* **AIM**: Write out every entry precisely as given, leaving the pictures out.

* **PROVIDED INFORMATION**:
● ● ●
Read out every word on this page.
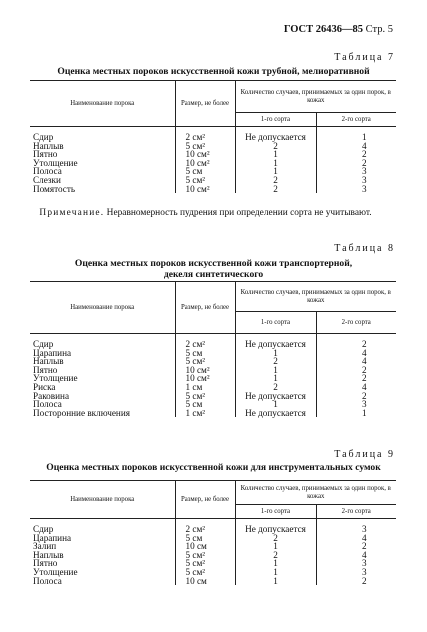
ГОСТ 26436—85 Стр. 5
Таблица 7
Оценка местных пороков искусственной кожи трубной, мелиоративной
Наименование порока	Размер, не более	Количество случаев, принимаемых за один порок, в кожах	
		1-го сорта	2-го сорта
Сдир	2 см²	Не допускается	1
Наплыв	5 см²	2	4
Пятно	10 см²	1	2
Утолщение	10 см²	1	2
Полоса	5 см	1	3
Слезки	5 см²	2	3
Помятость	10 см²	2	3
Таблица 8
Оценка местных пороков искусственной кожи транспортерной,
декеля синтетического
Наименование порока	Размер, не более	Количество случаев, принимаемых за один порок, в кожах	
		1-го сорта	2-го сорта
Сдир	2 см²	Не допускается	2
Царапина	5 см	1	4
Наплыв	5 см²	2	4
Пятно	10 см²	1	2
Утолщение	10 см²	1	2
Риска	1 см	2	4
Раковина	5 см²	Не допускается	2
Полоса	5 см	1	3
Посторонние включения	1 см²	Не допускается	1
Таблица 9
Оценка местных пороков искусственной кожи для инструментальных сумок
Наименование порока	Размер, не более	Количество случаев, принимаемых за один порок, в кожах	
		1-го сорта	2-го сорта
Сдир	2 см²	Не допускается	3
Царапина	5 см	2	4
Залип	10 см	1	2
Наплыв	5 см²	2	4
Пятно	5 см²	1	3
Утолщение	5 см²	1	3
Полоса	10 см	1	2
Примечание. Неравномерность пудрения при определении сорта не учитывают.
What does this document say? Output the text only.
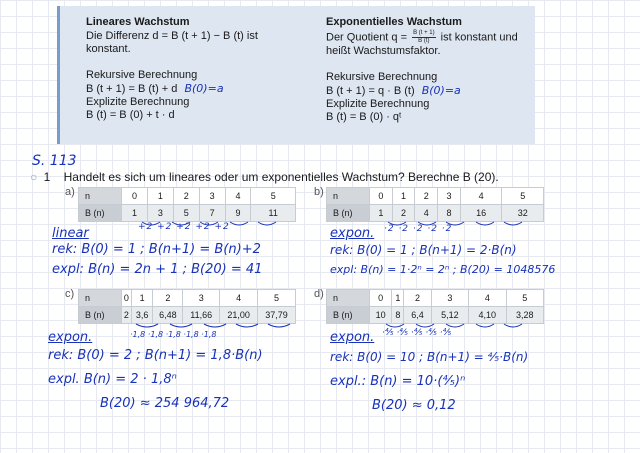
Lineares Wachstum
Die Differenz d = B (t + 1) − B (t) ist
konstant.
Rekursive Berechnung
B (t + 1) = B (t) + d B(0)=a
Explizite Berechnung
B (t) = B (0) + t · d
Exponentielles Wachstum
Der Quotient $q = \frac{B (t + 1)}{B (t)}$ ist konstant und
heißt Wachstumsfaktor.
Rekursive Berechnung
B (t + 1) = q · B (t) B(0)=a
Explizite Berechnung
B (t) = B (0) · qᵗ
S. 113
○ 1 Handelt es sich um lineares oder um exponentielles Wachstum? Berechne B (20).
a)	b)
c)	d)
n	0	1	2	3	4	5
B (n)	1	3	5	7	9	11
n	0	1	2	3	4	5
B (n)	1	2	4	8	16	32
n	0	1	2	3	4	5
B (n)	2	3,6	6,48	11,66	21,00	37,79
n	0	1	2	3	4	5
B (n)	10	8	6,4	5,12	4,10	3,28
+2 +2 +2 +2 +2
linear
rek: B(0) = 1 ; B(n+1) = B(n)+2
expl: B(n) = 2n + 1 ; B(20) = 41
·2 ·2 ·2 ·2 ·2
expon.
rek: B(0) = 1 ; B(n+1) = 2·B(n)
expl: B(n) = 1·2ⁿ = 2ⁿ ; B(20) = 1048576
·1,8 ·1,8 ·1,8 ·1,8 ·1,8
expon.
rek: B(0) = 2 ; B(n+1) = 1,8·B(n)
expl. B(n) = 2 · 1,8ⁿ
B(20) ≈ 254 964,72
·⁴⁄₅ ·⁴⁄₅ ·⁴⁄₅ ·⁴⁄₅ ·⁴⁄₅
expon.
rek: B(0) = 10 ; B(n+1) = ⁴⁄₅·B(n)
expl.: B(n) = 10·(⁴⁄₅)ⁿ
B(20) ≈ 0,12
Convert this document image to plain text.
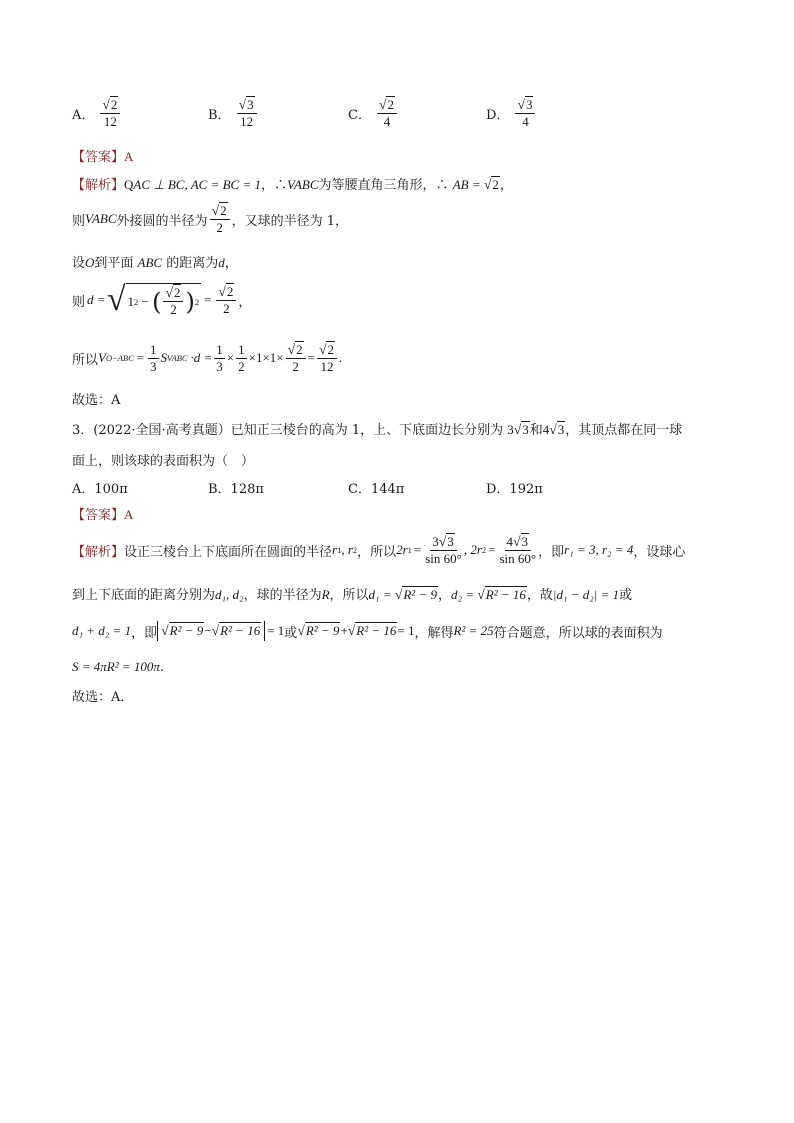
A． $\frac{√2}{12}$	B． $\frac{√3}{12}$	C． $\frac{√2}{4}$	D． $\frac{√3}{4}$
【答案】A
【解析】QAC ⊥ BC, AC = BC = 1，∴VABC为等腰直角三角形，∴ AB = √2，
则 VABC 外接圆的半径为 $\frac{√2}{2}$ ，又球的半径为 1，
设O到平面 ABC 的距离为d，
则 d = √ 1 2 − ( $\frac{√2}{2}$ ) $2 = \frac{√2}{2}$ ，
所以 V $O-ABC = \frac{1}{3}$ S VABC $\cdot d = \frac{1}{3} \times \frac{1}{2} \times 1\times 1\times \frac{√2}{2} = \frac{√2}{12}$ .
故选：A
3．(2022·全国·高考真题）已知正三棱台的高为 1，上、下底面边长分别为 3√3和4√3，其顶点都在同一球
面上，则该球的表面积为（　）
A．100π	B．128π	C．144π	D．192π
【答案】A
【解析】 设正三棱台上下底面所在圆面的半径 r 1 , r 2 ，所以 2r $1 = \frac{3√3}{\sin 60^\circ}$ , 2r $2 = \frac{4√3}{\sin 60^\circ}$ ，即 r₁ = 3, r₂ = 4 ，设球心
到上下底面的距离分别为d₁, d₂，球的半径为R，所以d₁ = √R² − 9，d₂ = √R² − 16，故|d₁ − d₂| = 1或
d₁ + d₂ = 1 ，即 √R² − 9 − √R² − 16 = 1 或 √R² − 9 + √R² − 16 = 1 ，解得 R² = 25 符合题意，所以球的表面积为
S = 4πR² = 100π.
故选：A．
● ● ●
* **FULL SOLUTION**:
Read out every word on this page.
ГОСТ 26436—85 Стр. 5
Таблица 7
Оценка местных пороков искусственной кожи трубной, мелиоративной
Наименование порока	Размер, не более	Количество случаев, принимаемых за один порок, в кожах	
		1-го сорта	2-го сорта
Сдир	2 см²	Не допускается	1
Наплыв	5 см²	2	4
Пятно	10 см²	1	2
Утолщение	10 см²	1	2
Полоса	5 см	1	3
Слезки	5 см²	2	3
Помятость	10 см²	2	3
Таблица 8
Оценка местных пороков искусственной кожи транспортерной,
декеля синтетического
Наименование порока	Размер, не более	Количество случаев, принимаемых за один порок, в кожах	
		1-го сорта	2-го сорта
Сдир	2 см²	Не допускается	2
Царапина	5 см	1	4
Наплыв	5 см²	2	4
Пятно	10 см²	1	2
Утолщение	10 см²	1	2
Риска	1 см	2	4
Раковина	5 см²	Не допускается	2
Полоса	5 см	1	3
Посторонние включения	1 см²	Не допускается	1
Таблица 9
Оценка местных пороков искусственной кожи для инструментальных сумок
Наименование порока	Размер, не более	Количество случаев, принимаемых за один порок, в кожах	
		1-го сорта	2-го сорта
Сдир	2 см²	Не допускается	3
Царапина	5 см	2	4
Залип	10 см	1	2
Наплыв	5 см²	2	4
Пятно	5 см²	1	3
Утолщение	5 см²	1	3
Полоса	10 см	1	2
Примечание. Неравномерность пудрения при определении сорта не учитывают.
What does this document say? Output the text only.
Lineares Wachstum
Die Differenz d = B (t + 1) − B (t) ist
konstant.
Rekursive Berechnung
B (t + 1) = B (t) + d B(0)=a
Explizite Berechnung
B (t) = B (0) + t · d
Exponentielles Wachstum
Der Quotient $q = \frac{B (t + 1)}{B (t)}$ ist konstant und
heißt Wachstumsfaktor.
Rekursive Berechnung
B (t + 1) = q · B (t) B(0)=a
Explizite Berechnung
B (t) = B (0) · qᵗ
S. 113
○ 1 Handelt es sich um lineares oder um exponentielles Wachstum? Berechne B (20).
a)	b)
c)	d)
n	0	1	2	3	4	5
B (n)	1	3	5	7	9	11
n	0	1	2	3	4	5
B (n)	1	2	4	8	16	32
n	0	1	2	3	4	5
B (n)	2	3,6	6,48	11,66	21,00	37,79
n	0	1	2	3	4	5
B (n)	10	8	6,4	5,12	4,10	3,28
+2 +2 +2 +2 +2
linear
rek: B(0) = 1 ; B(n+1) = B(n)+2
expl: B(n) = 2n + 1 ; B(20) = 41
·2 ·2 ·2 ·2 ·2
expon.
rek: B(0) = 1 ; B(n+1) = 2·B(n)
expl: B(n) = 1·2ⁿ = 2ⁿ ; B(20) = 1048576
·1,8 ·1,8 ·1,8 ·1,8 ·1,8
expon.
rek: B(0) = 2 ; B(n+1) = 1,8·B(n)
expl. B(n) = 2 · 1,8ⁿ
B(20) ≈ 254 964,72
·⁴⁄₅ ·⁴⁄₅ ·⁴⁄₅ ·⁴⁄₅ ·⁴⁄₅
expon.
rek: B(0) = 10 ; B(n+1) = ⁴⁄₅·B(n)
expl.: B(n) = 10·(⁴⁄₅)ⁿ
B(20) ≈ 0,12
Convert this document image to plain text.
A． $\frac{√2}{12}$	B． $\frac{√3}{12}$	C． $\frac{√2}{4}$	D． $\frac{√3}{4}$
【答案】A
【解析】QAC ⊥ BC, AC = BC = 1，∴VABC为等腰直角三角形，∴ AB = √2，
则 VABC 外接圆的半径为 $\frac{√2}{2}$ ，又球的半径为 1，
设O到平面 ABC 的距离为d，
则 d = √ 1 2 − ( $\frac{√2}{2}$ ) $2 = \frac{√2}{2}$ ，
所以 V $O-ABC = \frac{1}{3}$ S VABC $\cdot d = \frac{1}{3} \times \frac{1}{2} \times 1\times 1\times \frac{√2}{2} = \frac{√2}{12}$ .
故选：A
3．(2022·全国·高考真题）已知正三棱台的高为 1，上、下底面边长分别为 3√3和4√3，其顶点都在同一球
面上，则该球的表面积为（　）
A．100π	B．128π	C．144π	D．192π
【答案】A
【解析】 设正三棱台上下底面所在圆面的半径 r 1 , r 2 ，所以 2r $1 = \frac{3√3}{\sin 60^\circ}$ , 2r $2 = \frac{4√3}{\sin 60^\circ}$ ，即 r₁ = 3, r₂ = 4 ，设球心
到上下底面的距离分别为d₁, d₂，球的半径为R，所以d₁ = √R² − 9，d₂ = √R² − 16，故|d₁ − d₂| = 1或
d₁ + d₂ = 1 ，即 √R² − 9 − √R² − 16 = 1 或 √R² − 9 + √R² − 16 = 1 ，解得 R² = 25 符合题意，所以球的表面积为
S = 4πR² = 100π.
故选：A．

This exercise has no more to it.